>> START

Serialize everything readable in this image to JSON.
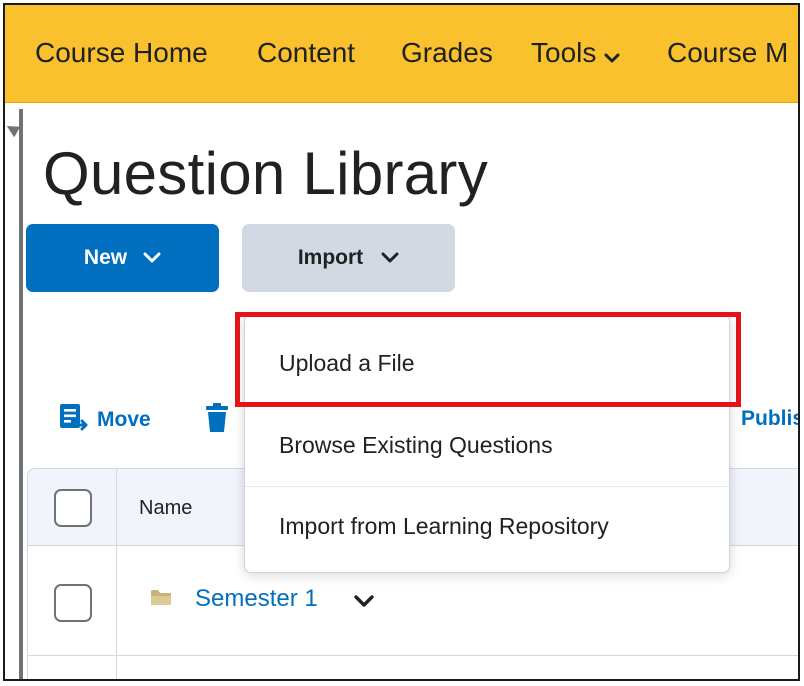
{
  "nav": {
    "items": [
      "Course Home",
      "Content",
      "Grades",
      "Tools",
      "Course M"
    ],
    "accent_color": "#f9c12e"
  },
  "page": {
    "title": "Question Library"
  },
  "buttons": {
    "new_label": "New",
    "import_label": "Import"
  },
  "toolbar": {
    "move_label": "Move",
    "publish_label": "Publis"
  },
  "table": {
    "header_name": "Name",
    "rows": [
      {
        "name": "Semester 1",
        "icon": "folder-icon"
      }
    ]
  },
  "dropdown": {
    "items": [
      "Upload a File",
      "Browse Existing Questions",
      "Import from Learning Repository"
    ],
    "highlighted_index": 0,
    "highlight_color": "#e5131a"
  },
  "colors": {
    "link": "#006fbf",
    "primary_button": "#006fbf",
    "secondary_button": "#d3d9e3"
  }
}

>> END

EXERCISE AIM =>
From the data, list each line in which the string "Import" appears.

TASK OUTPUT =>
    "import_label": "Import"
      "Import from Learning Repository"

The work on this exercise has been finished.